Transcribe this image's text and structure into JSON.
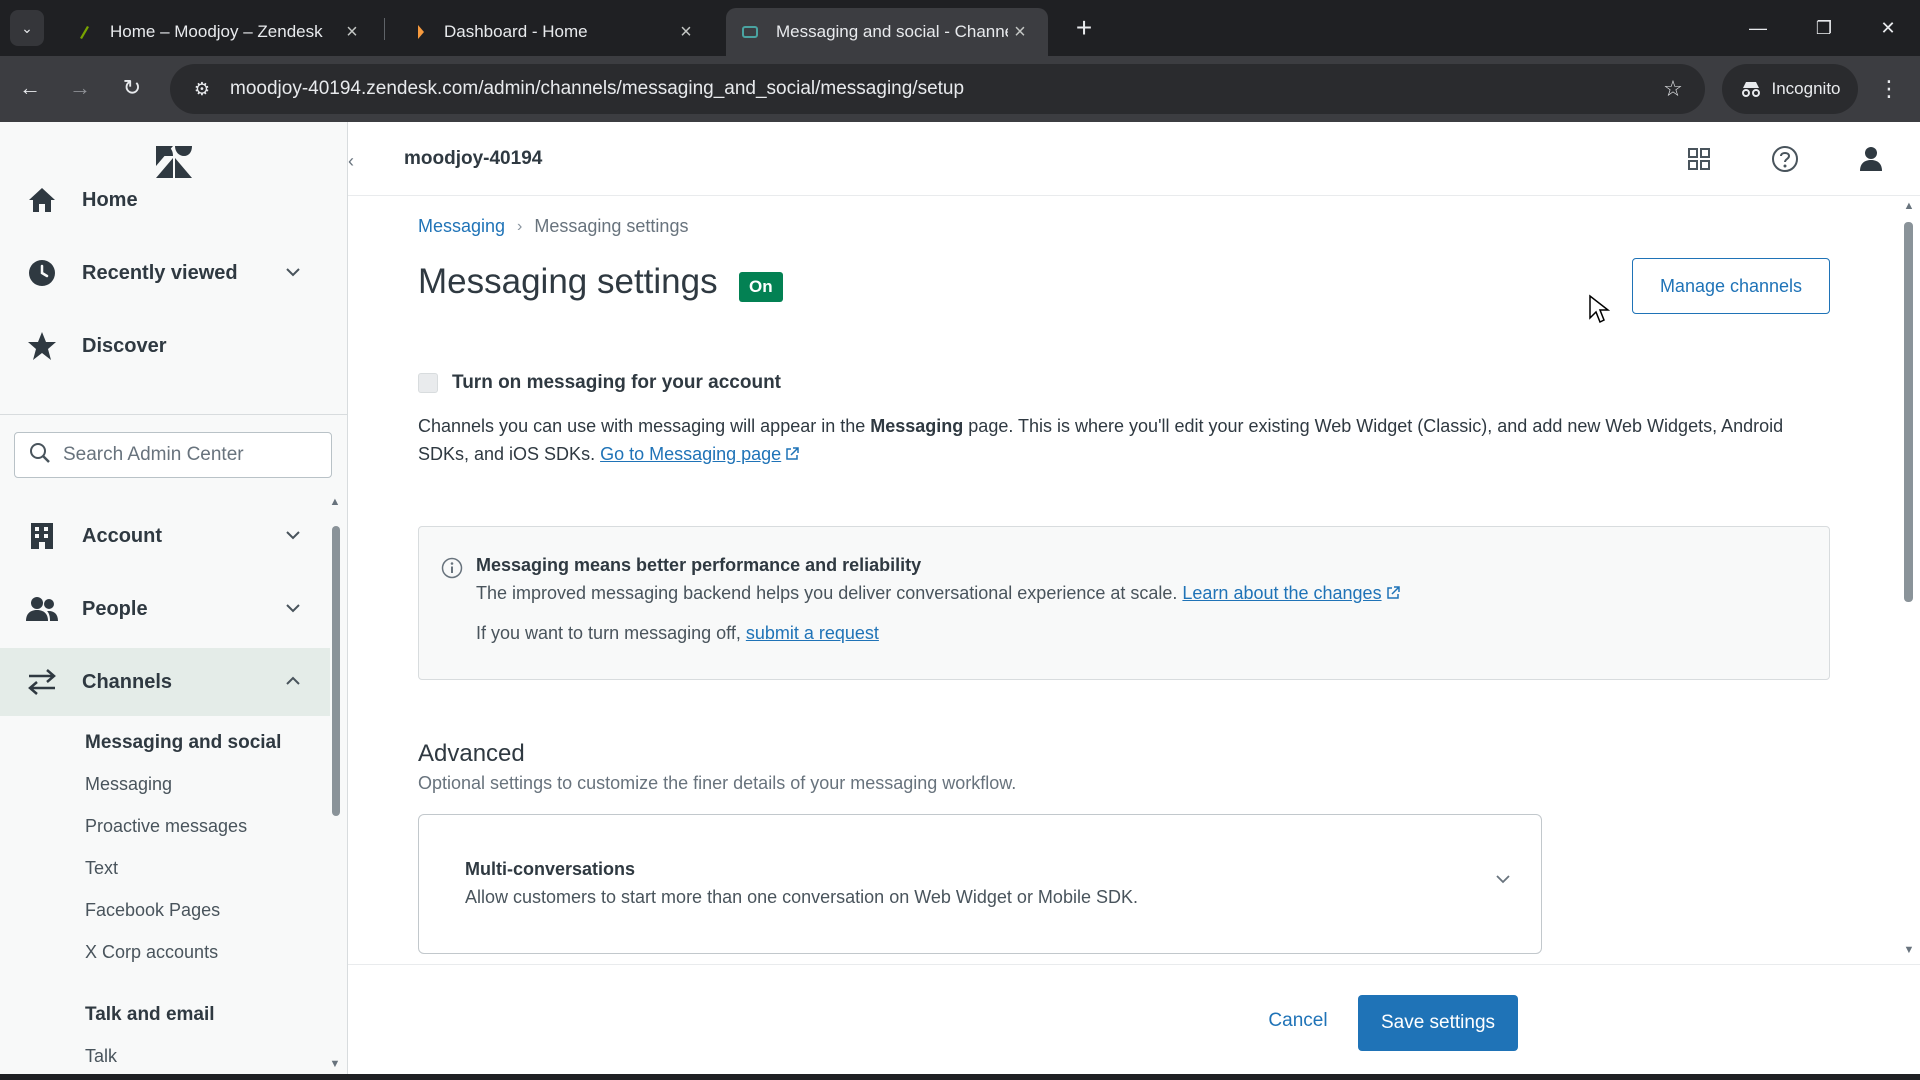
{
  "browser": {
    "tabs": [
      {
        "title": "Home – Moodjoy – Zendesk",
        "active": false
      },
      {
        "title": "Dashboard - Home",
        "active": false
      },
      {
        "title": "Messaging and social - Channe",
        "active": true
      }
    ],
    "url": "moodjoy-40194.zendesk.com/admin/channels/messaging_and_social/messaging/setup",
    "incognito_label": "Incognito"
  },
  "sidebar": {
    "nav": [
      {
        "label": "Home",
        "icon": "home-icon"
      },
      {
        "label": "Recently viewed",
        "icon": "clock-icon"
      },
      {
        "label": "Discover",
        "icon": "star-icon"
      }
    ],
    "search_placeholder": "Search Admin Center",
    "sections": [
      {
        "label": "Account",
        "icon": "building-icon"
      },
      {
        "label": "People",
        "icon": "people-icon"
      },
      {
        "label": "Channels",
        "icon": "arrows-icon",
        "expanded": true
      }
    ],
    "channels_sub": [
      {
        "label": "Messaging and social",
        "bold": true
      },
      {
        "label": "Messaging"
      },
      {
        "label": "Proactive messages"
      },
      {
        "label": "Text"
      },
      {
        "label": "Facebook Pages"
      },
      {
        "label": "X Corp accounts"
      },
      {
        "label": "Talk and email",
        "bold": true
      },
      {
        "label": "Talk"
      }
    ]
  },
  "header": {
    "subdomain": "moodjoy-40194"
  },
  "breadcrumb": {
    "parent": "Messaging",
    "current": "Messaging settings"
  },
  "page": {
    "title": "Messaging settings",
    "status_badge": "On",
    "manage_button": "Manage channels",
    "toggle_label": "Turn on messaging for your account",
    "desc_part1": "Channels you can use with messaging will appear in the ",
    "desc_bold": "Messaging",
    "desc_part2": " page. This is where you'll edit your existing Web Widget (Classic), and add new Web Widgets, Android SDKs, and iOS SDKs. ",
    "desc_link": "Go to Messaging page"
  },
  "notice": {
    "title": "Messaging means better performance and reliability",
    "body": "The improved messaging backend helps you deliver conversational experience at scale. ",
    "body_link": "Learn about the changes",
    "line2": "If you want to turn messaging off, ",
    "line2_link": "submit a request"
  },
  "advanced": {
    "title": "Advanced",
    "description": "Optional settings to customize the finer details of your messaging workflow.",
    "items": [
      {
        "title": "Multi-conversations",
        "description": "Allow customers to start more than one conversation on Web Widget or Mobile SDK."
      }
    ]
  },
  "footer": {
    "cancel": "Cancel",
    "save": "Save settings"
  },
  "colors": {
    "link": "#1f73b7",
    "badge_green": "#038153",
    "active_nav_bg": "#e4ece8"
  }
}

____

Required work
Output the entries above exactly. Drop the pictures.

Answer
Transcribe this image's text and structure into JSON.
{
  "browser": {
    "tabs": [
      {
        "title": "Home – Moodjoy – Zendesk",
        "active": false
      },
      {
        "title": "Dashboard - Home",
        "active": false
      },
      {
        "title": "Messaging and social - Channe",
        "active": true
      }
    ],
    "url": "moodjoy-40194.zendesk.com/admin/channels/messaging_and_social/messaging/setup",
    "incognito_label": "Incognito"
  },
  "sidebar": {
    "nav": [
      {
        "label": "Home",
        "icon": "home-icon"
      },
      {
        "label": "Recently viewed",
        "icon": "clock-icon"
      },
      {
        "label": "Discover",
        "icon": "star-icon"
      }
    ],
    "search_placeholder": "Search Admin Center",
    "sections": [
      {
        "label": "Account",
        "icon": "building-icon"
      },
      {
        "label": "People",
        "icon": "people-icon"
      },
      {
        "label": "Channels",
        "icon": "arrows-icon",
        "expanded": true
      }
    ],
    "channels_sub": [
      {
        "label": "Messaging and social",
        "bold": true
      },
      {
        "label": "Messaging"
      },
      {
        "label": "Proactive messages"
      },
      {
        "label": "Text"
      },
      {
        "label": "Facebook Pages"
      },
      {
        "label": "X Corp accounts"
      },
      {
        "label": "Talk and email",
        "bold": true
      },
      {
        "label": "Talk"
      }
    ]
  },
  "header": {
    "subdomain": "moodjoy-40194"
  },
  "breadcrumb": {
    "parent": "Messaging",
    "current": "Messaging settings"
  },
  "page": {
    "title": "Messaging settings",
    "status_badge": "On",
    "manage_button": "Manage channels",
    "toggle_label": "Turn on messaging for your account",
    "desc_part1": "Channels you can use with messaging will appear in the ",
    "desc_bold": "Messaging",
    "desc_part2": " page. This is where you'll edit your existing Web Widget (Classic), and add new Web Widgets, Android SDKs, and iOS SDKs. ",
    "desc_link": "Go to Messaging page"
  },
  "notice": {
    "title": "Messaging means better performance and reliability",
    "body": "The improved messaging backend helps you deliver conversational experience at scale. ",
    "body_link": "Learn about the changes",
    "line2": "If you want to turn messaging off, ",
    "line2_link": "submit a request"
  },
  "advanced": {
    "title": "Advanced",
    "description": "Optional settings to customize the finer details of your messaging workflow.",
    "items": [
      {
        "title": "Multi-conversations",
        "description": "Allow customers to start more than one conversation on Web Widget or Mobile SDK."
      }
    ]
  },
  "footer": {
    "cancel": "Cancel",
    "save": "Save settings"
  },
  "colors": {
    "link": "#1f73b7",
    "badge_green": "#038153",
    "active_nav_bg": "#e4ece8"
  }
}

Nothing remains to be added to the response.